§ Exercise: Reproduce all of the material word for word.

[Stored data]

##############################

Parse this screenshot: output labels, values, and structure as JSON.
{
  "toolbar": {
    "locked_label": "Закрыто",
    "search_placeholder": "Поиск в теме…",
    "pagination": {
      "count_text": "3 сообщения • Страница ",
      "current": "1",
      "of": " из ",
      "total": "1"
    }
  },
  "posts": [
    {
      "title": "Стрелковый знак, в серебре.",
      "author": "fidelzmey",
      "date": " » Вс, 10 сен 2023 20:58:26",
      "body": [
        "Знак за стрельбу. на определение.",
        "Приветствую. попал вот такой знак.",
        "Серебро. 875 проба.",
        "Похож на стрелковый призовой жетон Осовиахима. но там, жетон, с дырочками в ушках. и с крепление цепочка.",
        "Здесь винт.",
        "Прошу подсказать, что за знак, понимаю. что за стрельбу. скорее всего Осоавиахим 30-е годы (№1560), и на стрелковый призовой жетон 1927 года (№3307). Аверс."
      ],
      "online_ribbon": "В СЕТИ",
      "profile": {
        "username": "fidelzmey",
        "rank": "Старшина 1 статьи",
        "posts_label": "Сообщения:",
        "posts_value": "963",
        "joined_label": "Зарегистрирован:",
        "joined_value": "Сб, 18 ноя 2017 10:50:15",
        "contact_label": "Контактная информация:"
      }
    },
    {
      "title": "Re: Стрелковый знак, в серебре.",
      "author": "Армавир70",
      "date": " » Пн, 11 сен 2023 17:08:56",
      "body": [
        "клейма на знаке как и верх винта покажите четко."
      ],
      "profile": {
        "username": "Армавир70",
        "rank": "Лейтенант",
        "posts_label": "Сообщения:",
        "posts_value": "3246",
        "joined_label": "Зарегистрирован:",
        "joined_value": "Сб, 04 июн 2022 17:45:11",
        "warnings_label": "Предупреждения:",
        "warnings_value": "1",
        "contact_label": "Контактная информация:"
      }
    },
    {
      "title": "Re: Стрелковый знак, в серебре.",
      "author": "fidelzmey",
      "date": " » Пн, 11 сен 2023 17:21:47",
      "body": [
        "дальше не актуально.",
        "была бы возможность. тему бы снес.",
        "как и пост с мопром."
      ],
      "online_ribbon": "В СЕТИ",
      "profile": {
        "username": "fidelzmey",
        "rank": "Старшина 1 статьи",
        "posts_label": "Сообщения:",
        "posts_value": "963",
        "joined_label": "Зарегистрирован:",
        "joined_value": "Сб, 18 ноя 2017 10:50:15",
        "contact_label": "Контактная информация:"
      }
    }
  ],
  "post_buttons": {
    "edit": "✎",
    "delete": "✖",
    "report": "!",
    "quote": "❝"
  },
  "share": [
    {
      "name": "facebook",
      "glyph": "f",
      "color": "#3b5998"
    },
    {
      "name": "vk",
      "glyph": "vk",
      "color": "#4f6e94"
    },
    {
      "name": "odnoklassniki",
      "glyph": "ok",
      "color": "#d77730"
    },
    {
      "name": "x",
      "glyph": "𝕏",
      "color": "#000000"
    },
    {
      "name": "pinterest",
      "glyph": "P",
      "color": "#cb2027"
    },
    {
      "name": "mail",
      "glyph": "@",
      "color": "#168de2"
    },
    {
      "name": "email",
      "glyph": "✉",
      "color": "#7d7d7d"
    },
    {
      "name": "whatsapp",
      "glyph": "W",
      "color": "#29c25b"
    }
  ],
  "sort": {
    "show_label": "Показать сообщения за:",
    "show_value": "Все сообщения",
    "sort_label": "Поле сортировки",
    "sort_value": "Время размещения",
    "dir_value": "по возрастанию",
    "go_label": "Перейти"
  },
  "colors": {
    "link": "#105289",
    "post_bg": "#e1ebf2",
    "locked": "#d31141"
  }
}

##############################

§ Answer for the task:
Parse this screenshot: output labels, values, and structure as JSON.
{
  "toolbar": {
    "locked_label": "Закрыто",
    "search_placeholder": "Поиск в теме…",
    "pagination": {
      "count_text": "3 сообщения • Страница ",
      "current": "1",
      "of": " из ",
      "total": "1"
    }
  },
  "posts": [
    {
      "title": "Стрелковый знак, в серебре.",
      "author": "fidelzmey",
      "date": " » Вс, 10 сен 2023 20:58:26",
      "body": [
        "Знак за стрельбу. на определение.",
        "Приветствую. попал вот такой знак.",
        "Серебро. 875 проба.",
        "Похож на стрелковый призовой жетон Осовиахима. но там, жетон, с дырочками в ушках. и с крепление цепочка.",
        "Здесь винт.",
        "Прошу подсказать, что за знак, понимаю. что за стрельбу. скорее всего Осоавиахим 30-е годы (№1560), и на стрелковый призовой жетон 1927 года (№3307). Аверс."
      ],
      "online_ribbon": "В СЕТИ",
      "profile": {
        "username": "fidelzmey",
        "rank": "Старшина 1 статьи",
        "posts_label": "Сообщения:",
        "posts_value": "963",
        "joined_label": "Зарегистрирован:",
        "joined_value": "Сб, 18 ноя 2017 10:50:15",
        "contact_label": "Контактная информация:"
      }
    },
    {
      "title": "Re: Стрелковый знак, в серебре.",
      "author": "Армавир70",
      "date": " » Пн, 11 сен 2023 17:08:56",
      "body": [
        "клейма на знаке как и верх винта покажите четко."
      ],
      "profile": {
        "username": "Армавир70",
        "rank": "Лейтенант",
        "posts_label": "Сообщения:",
        "posts_value": "3246",
        "joined_label": "Зарегистрирован:",
        "joined_value": "Сб, 04 июн 2022 17:45:11",
        "warnings_label": "Предупреждения:",
        "warnings_value": "1",
        "contact_label": "Контактная информация:"
      }
    },
    {
      "title": "Re: Стрелковый знак, в серебре.",
      "author": "fidelzmey",
      "date": " » Пн, 11 сен 2023 17:21:47",
      "body": [
        "дальше не актуально.",
        "была бы возможность. тему бы снес.",
        "как и пост с мопром."
      ],
      "online_ribbon": "В СЕТИ",
      "profile": {
        "username": "fidelzmey",
        "rank": "Старшина 1 статьи",
        "posts_label": "Сообщения:",
        "posts_value": "963",
        "joined_label": "Зарегистрирован:",
        "joined_value": "Сб, 18 ноя 2017 10:50:15",
        "contact_label": "Контактная информация:"
      }
    }
  ],
  "post_buttons": {
    "edit": "✎",
    "delete": "✖",
    "report": "!",
    "quote": "❝"
  },
  "share": [
    {
      "name": "facebook",
      "glyph": "f",
      "color": "#3b5998"
    },
    {
      "name": "vk",
      "glyph": "vk",
      "color": "#4f6e94"
    },
    {
      "name": "odnoklassniki",
      "glyph": "ok",
      "color": "#d77730"
    },
    {
      "name": "x",
      "glyph": "𝕏",
      "color": "#000000"
    },
    {
      "name": "pinterest",
      "glyph": "P",
      "color": "#cb2027"
    },
    {
      "name": "mail",
      "glyph": "@",
      "color": "#168de2"
    },
    {
      "name": "email",
      "glyph": "✉",
      "color": "#7d7d7d"
    },
    {
      "name": "whatsapp",
      "glyph": "W",
      "color": "#29c25b"
    }
  ],
  "sort": {
    "show_label": "Показать сообщения за:",
    "show_value": "Все сообщения",
    "sort_label": "Поле сортировки",
    "sort_value": "Время размещения",
    "dir_value": "по возрастанию",
    "go_label": "Перейти"
  },
  "colors": {
    "link": "#105289",
    "post_bg": "#e1ebf2",
    "locked": "#d31141"
  }
}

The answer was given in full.